• **ENTRIES**:
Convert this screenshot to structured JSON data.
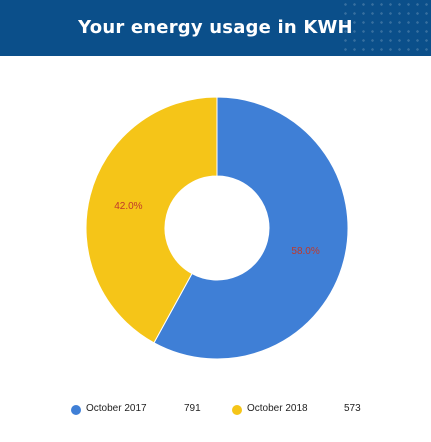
{
  "header": {
    "title": "Your energy usage in KWH"
  },
  "chart_data": {
    "type": "pie",
    "title": "Your energy usage in KWH",
    "donut": true,
    "categories": [
      "October 2017",
      "October 2018"
    ],
    "values": [
      791,
      573
    ],
    "percent_labels": [
      "58.0%",
      "42.0%"
    ],
    "colors": [
      "#3f7fd6",
      "#f5c518"
    ],
    "legend_position": "bottom"
  },
  "legend": {
    "items": [
      {
        "label": "October 2017",
        "value": "791",
        "color": "#3f7fd6"
      },
      {
        "label": "October 2018",
        "value": "573",
        "color": "#f5c518"
      }
    ]
  }
}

• **REQUEST**:
Copy the records word for word, leaving no picture in the copy.

• **EXERCISE RESULT**:
Convert this screenshot to structured JSON data.
{
  "header": {
    "title": "Your energy usage in KWH"
  },
  "chart_data": {
    "type": "pie",
    "title": "Your energy usage in KWH",
    "donut": true,
    "categories": [
      "October 2017",
      "October 2018"
    ],
    "values": [
      791,
      573
    ],
    "percent_labels": [
      "58.0%",
      "42.0%"
    ],
    "colors": [
      "#3f7fd6",
      "#f5c518"
    ],
    "legend_position": "bottom"
  },
  "legend": {
    "items": [
      {
        "label": "October 2017",
        "value": "791",
        "color": "#3f7fd6"
      },
      {
        "label": "October 2018",
        "value": "573",
        "color": "#f5c518"
      }
    ]
  }
}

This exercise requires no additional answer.